Extract to read:
* start *
And here, we encounter the first problem with this version of Occam’s Razor. It doesn’t take into account human guile. Sure, scientists use it quite often to gain insight into natural phenomena. But using the Razor to study rocks is quite different than using it to find anything meaningful within social interactions and individual motivation. After all, the rock isn’t trying to deceive the scientist, or take her money. It has neither will nor need. It’s just a rock. People, on the other hand, cheat, lie, steal, obfuscate, and deceive to augment or protect their social standing, privileges, power or wealth. Doing these things successfully depends on the ability to complicate reality, knowing full well that fellow human beings will, if given the choice, usually opt for the simplest, most straightforward answer.
Here’s the second problem with this interpretation of the Razor: it’s not what William of Occam actually said. What he said, was this:
 Numquam ponenda est pluralitas sine necessitas [You must never assume plurality without necessity, and]
 Frustra fit per plura quod potest fieri per pauciora [It’s folly to do with more when you are able to do with less].
In these two quotes, William of Occam’s telling us not to complicate the explanation any more than we have to. In the three card Monte/shell game example, we go for the simplest, most straightforward explanation and lose everything. So, we must, per the Razor, complicate the explanation of the pea or special card’s location in order to account for the greed and dishonesty of the dealer. The complications arise because of a compelling reason (necessitas).
On a more basic level, the application of Occam’s Razor discounts or downplays superfluous information or data that require additional proofs. For example, let’s say that I drive down a country road, see a white cow in a nearby field, and say to myself, “There are white cows here.”
Ten minutes later, you drive by, see the same white cow in the same green field, and say to yourself, “There’s a white cow over there.”
According to Occam’s Actual Razor, who’s statement is most likely correct? In this instance, your explanation wins out over mine. Why? Because I said “cows,” plural. In order to validate my response, I would need to find another white cow in the vicinity. In your statement, the white cow in the field is proof of itself. No further evidence is necessary.
Of course, you could go hog wild overboard with this and say, “There’s a white cow over there....at least she’s white on one side....during this time of day....when in this field.” But you get the drift, right?
More importantly, you can probably see how this applies to the JFK assassination.
* A writer going by the name J. Lee Marks is credited with penning all the articles in this issue.
**’Occam’ and ‘Ockham’ are both commonly found spellings for William.
* end *
Information supplied:
* start *
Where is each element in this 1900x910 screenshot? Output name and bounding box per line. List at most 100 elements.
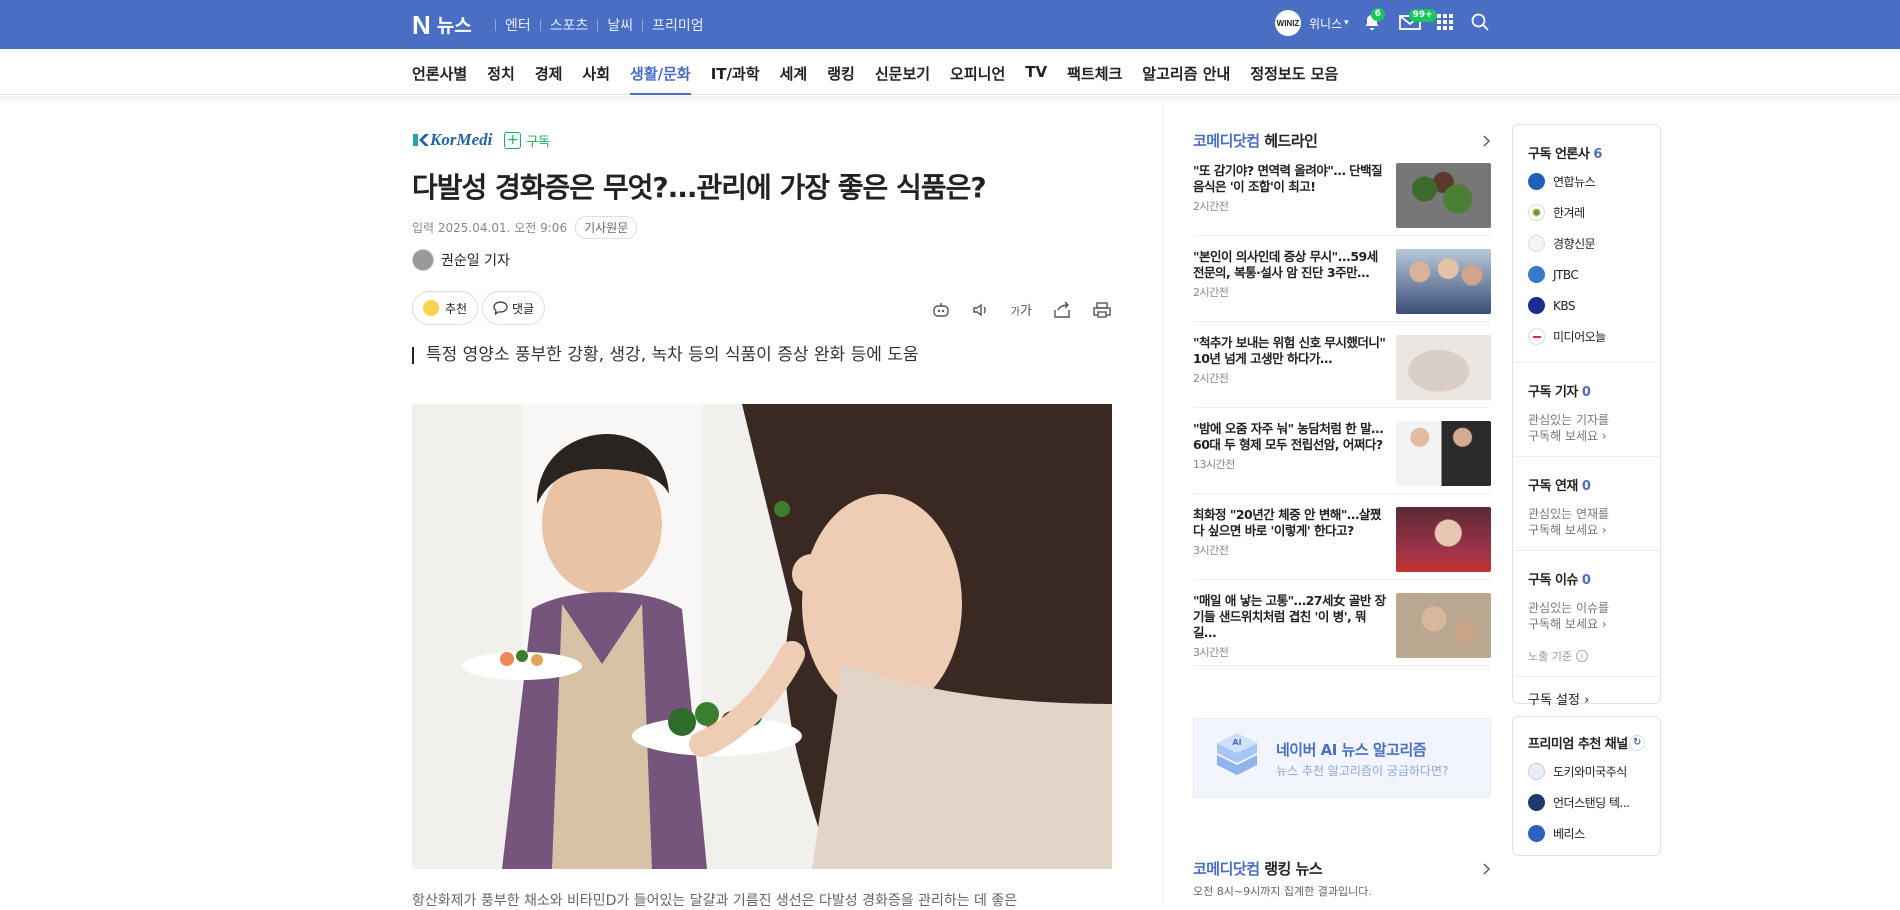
* end *
What is expected:
Pick up the passage on Occam's Razor after its final line and keep it going. The listing is separate material and is unrelated to the passage on Occam's Razor.

Answer to the problem:
Scroll down or click here to read the second part of this post.
James Tague, the last surviving victim of the JFK assassination, died this past February.
Tague, at the time heading for a lunch date with his girlfriend (and future-wife), had to stop halfway under the triple underpass because of motorcade traffic. He got out, and just as he emerged, he heard a shot. He then heard two more very close to each other. Between the second and third shots, he felt a sting on his right cheek. A bullet had struck some nearby concrete, which then flung abrasive debris towards his face.
Figure 1. Tague’s recreation of the shooting
Tague insisted that his injury did not occur after the first shot, but most likely the second and before the third (hard to tell because the two shots were very close together). This presents a severe challenge to the Warren Commission's findings, for the bullet’s trajectory would indicate that it came straight from the Texas School Book Depository. Assume, for the sake of argument, that the Warren Commission was correct, and Oswald fired three bullets from the sixth floor. The second shot had to be the magic bullet that caused seven wounds in Gov. John Connally and President Kennedy. The third shot would have to be the fatal head wound. In both of these scenarios, there would have been insufficient force to have blasted cement near Tague. Thus, he would have to have been hit by the first shot.
Yet, Tague insisted that the first shot didn’t hurt him.
Moreover, he heard the shots coming from the grassy knoll. But after hearing about the Warren Commission findings, Tague backed off of that position, and deferred to the panel's opinion, explaining in a 1966 interview:
[Interviewer] Mr. Tague, on the 22nd, when the shots were being fired, your first impression was that they came form the area near the wooden fence.
[Tague] That’s correct.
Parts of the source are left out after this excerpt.